■ **WORK TO BE COMPLETED**:
Transcribe all of the records word for word, but omit the pictures.

==================================================

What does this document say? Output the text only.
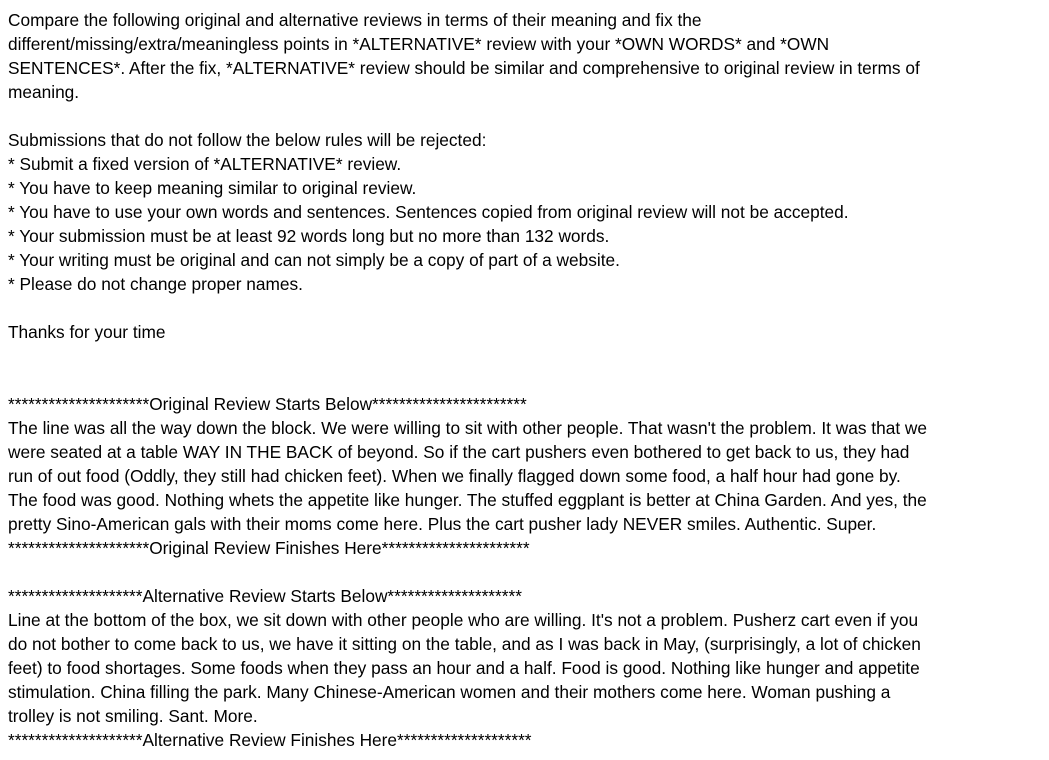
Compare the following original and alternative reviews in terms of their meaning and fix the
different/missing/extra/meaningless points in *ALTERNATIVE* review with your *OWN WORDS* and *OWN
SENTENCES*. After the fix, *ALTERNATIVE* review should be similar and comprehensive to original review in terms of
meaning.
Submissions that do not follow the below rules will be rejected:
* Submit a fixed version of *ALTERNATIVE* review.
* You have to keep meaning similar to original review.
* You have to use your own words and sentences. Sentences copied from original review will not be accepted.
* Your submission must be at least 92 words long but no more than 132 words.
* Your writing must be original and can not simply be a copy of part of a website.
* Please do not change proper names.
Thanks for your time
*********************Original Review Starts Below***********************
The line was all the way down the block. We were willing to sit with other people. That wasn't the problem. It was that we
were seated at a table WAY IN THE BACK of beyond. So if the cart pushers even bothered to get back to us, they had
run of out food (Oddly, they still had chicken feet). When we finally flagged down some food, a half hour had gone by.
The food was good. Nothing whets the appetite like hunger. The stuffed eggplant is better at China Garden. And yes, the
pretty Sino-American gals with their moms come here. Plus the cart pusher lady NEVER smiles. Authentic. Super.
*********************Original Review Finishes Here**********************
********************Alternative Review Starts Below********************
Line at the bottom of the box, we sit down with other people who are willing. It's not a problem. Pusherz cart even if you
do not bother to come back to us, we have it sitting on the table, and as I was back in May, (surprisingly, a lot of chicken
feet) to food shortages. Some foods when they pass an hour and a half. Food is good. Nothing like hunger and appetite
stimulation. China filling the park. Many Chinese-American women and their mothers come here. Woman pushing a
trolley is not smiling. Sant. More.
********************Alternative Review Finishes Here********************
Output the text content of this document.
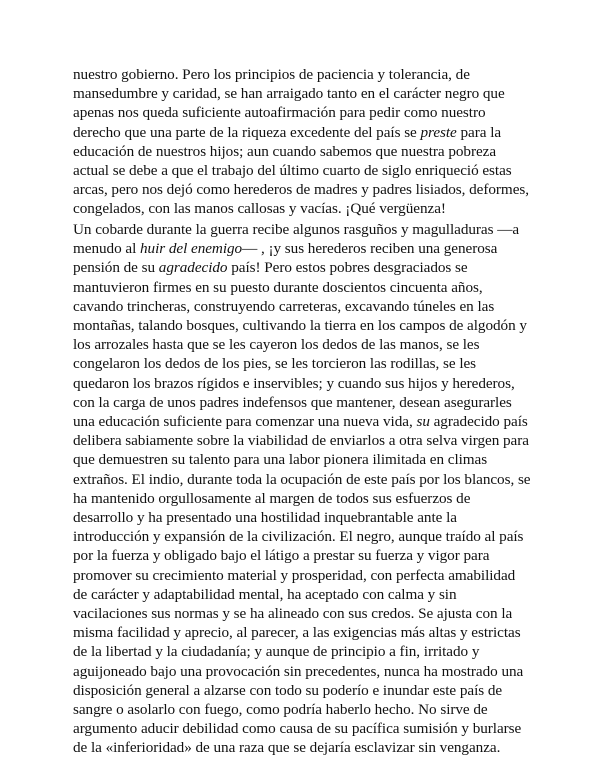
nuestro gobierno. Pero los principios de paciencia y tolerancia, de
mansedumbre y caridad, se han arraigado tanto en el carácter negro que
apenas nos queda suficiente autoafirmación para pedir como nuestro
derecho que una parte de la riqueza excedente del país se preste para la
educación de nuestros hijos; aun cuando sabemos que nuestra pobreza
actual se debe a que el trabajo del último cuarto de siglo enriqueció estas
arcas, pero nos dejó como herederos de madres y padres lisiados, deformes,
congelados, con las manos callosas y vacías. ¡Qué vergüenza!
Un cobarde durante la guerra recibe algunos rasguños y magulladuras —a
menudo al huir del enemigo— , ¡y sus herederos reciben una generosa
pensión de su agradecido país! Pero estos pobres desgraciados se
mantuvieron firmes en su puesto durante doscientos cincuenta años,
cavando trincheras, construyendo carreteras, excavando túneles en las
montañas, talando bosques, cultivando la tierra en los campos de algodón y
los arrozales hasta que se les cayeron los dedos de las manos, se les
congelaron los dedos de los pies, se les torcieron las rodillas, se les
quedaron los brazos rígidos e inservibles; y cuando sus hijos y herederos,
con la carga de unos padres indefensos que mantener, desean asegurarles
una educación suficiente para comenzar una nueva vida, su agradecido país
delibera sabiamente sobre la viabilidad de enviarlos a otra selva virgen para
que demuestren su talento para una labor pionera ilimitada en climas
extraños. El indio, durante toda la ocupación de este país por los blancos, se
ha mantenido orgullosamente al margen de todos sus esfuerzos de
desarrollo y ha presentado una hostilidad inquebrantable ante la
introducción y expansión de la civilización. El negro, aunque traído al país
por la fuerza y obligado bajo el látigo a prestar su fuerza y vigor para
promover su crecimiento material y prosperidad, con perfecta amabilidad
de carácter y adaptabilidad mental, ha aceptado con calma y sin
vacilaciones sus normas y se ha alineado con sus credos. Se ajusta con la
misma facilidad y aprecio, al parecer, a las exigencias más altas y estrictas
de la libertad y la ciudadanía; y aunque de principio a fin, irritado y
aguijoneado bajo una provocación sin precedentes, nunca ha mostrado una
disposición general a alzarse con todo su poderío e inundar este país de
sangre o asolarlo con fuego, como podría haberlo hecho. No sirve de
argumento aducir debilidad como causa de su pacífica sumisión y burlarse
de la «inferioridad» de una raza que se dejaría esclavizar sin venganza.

==================================================

■ **EXERCISE RESULT**:
What does this document say? Output the text only.
Compare the following original and alternative reviews in terms of their meaning and fix the
different/missing/extra/meaningless points in *ALTERNATIVE* review with your *OWN WORDS* and *OWN
SENTENCES*. After the fix, *ALTERNATIVE* review should be similar and comprehensive to original review in terms of
meaning.
Submissions that do not follow the below rules will be rejected:
* Submit a fixed version of *ALTERNATIVE* review.
* You have to keep meaning similar to original review.
* You have to use your own words and sentences. Sentences copied from original review will not be accepted.
* Your submission must be at least 92 words long but no more than 132 words.
* Your writing must be original and can not simply be a copy of part of a website.
* Please do not change proper names.
Thanks for your time
*********************Original Review Starts Below***********************
The line was all the way down the block. We were willing to sit with other people. That wasn't the problem. It was that we
were seated at a table WAY IN THE BACK of beyond. So if the cart pushers even bothered to get back to us, they had
run of out food (Oddly, they still had chicken feet). When we finally flagged down some food, a half hour had gone by.
The food was good. Nothing whets the appetite like hunger. The stuffed eggplant is better at China Garden. And yes, the
pretty Sino-American gals with their moms come here. Plus the cart pusher lady NEVER smiles. Authentic. Super.
*********************Original Review Finishes Here**********************
********************Alternative Review Starts Below********************
Line at the bottom of the box, we sit down with other people who are willing. It's not a problem. Pusherz cart even if you
do not bother to come back to us, we have it sitting on the table, and as I was back in May, (surprisingly, a lot of chicken
feet) to food shortages. Some foods when they pass an hour and a half. Food is good. Nothing like hunger and appetite
stimulation. China filling the park. Many Chinese-American women and their mothers come here. Woman pushing a
trolley is not smiling. Sant. More.
********************Alternative Review Finishes Here********************
Output the text content of this document.
nuestro gobierno. Pero los principios de paciencia y tolerancia, de
mansedumbre y caridad, se han arraigado tanto en el carácter negro que
apenas nos queda suficiente autoafirmación para pedir como nuestro
derecho que una parte de la riqueza excedente del país se preste para la
educación de nuestros hijos; aun cuando sabemos que nuestra pobreza
actual se debe a que el trabajo del último cuarto de siglo enriqueció estas
arcas, pero nos dejó como herederos de madres y padres lisiados, deformes,
congelados, con las manos callosas y vacías. ¡Qué vergüenza!
Un cobarde durante la guerra recibe algunos rasguños y magulladuras —a
menudo al huir del enemigo— , ¡y sus herederos reciben una generosa
pensión de su agradecido país! Pero estos pobres desgraciados se
mantuvieron firmes en su puesto durante doscientos cincuenta años,
cavando trincheras, construyendo carreteras, excavando túneles en las
montañas, talando bosques, cultivando la tierra en los campos de algodón y
los arrozales hasta que se les cayeron los dedos de las manos, se les
congelaron los dedos de los pies, se les torcieron las rodillas, se les
quedaron los brazos rígidos e inservibles; y cuando sus hijos y herederos,
con la carga de unos padres indefensos que mantener, desean asegurarles
una educación suficiente para comenzar una nueva vida, su agradecido país
delibera sabiamente sobre la viabilidad de enviarlos a otra selva virgen para
que demuestren su talento para una labor pionera ilimitada en climas
extraños. El indio, durante toda la ocupación de este país por los blancos, se
ha mantenido orgullosamente al margen de todos sus esfuerzos de
desarrollo y ha presentado una hostilidad inquebrantable ante la
introducción y expansión de la civilización. El negro, aunque traído al país
por la fuerza y obligado bajo el látigo a prestar su fuerza y vigor para
promover su crecimiento material y prosperidad, con perfecta amabilidad
de carácter y adaptabilidad mental, ha aceptado con calma y sin
vacilaciones sus normas y se ha alineado con sus credos. Se ajusta con la
misma facilidad y aprecio, al parecer, a las exigencias más altas y estrictas
de la libertad y la ciudadanía; y aunque de principio a fin, irritado y
aguijoneado bajo una provocación sin precedentes, nunca ha mostrado una
disposición general a alzarse con todo su poderío e inundar este país de
sangre o asolarlo con fuego, como podría haberlo hecho. No sirve de
argumento aducir debilidad como causa de su pacífica sumisión y burlarse
de la «inferioridad» de una raza que se dejaría esclavizar sin venganza.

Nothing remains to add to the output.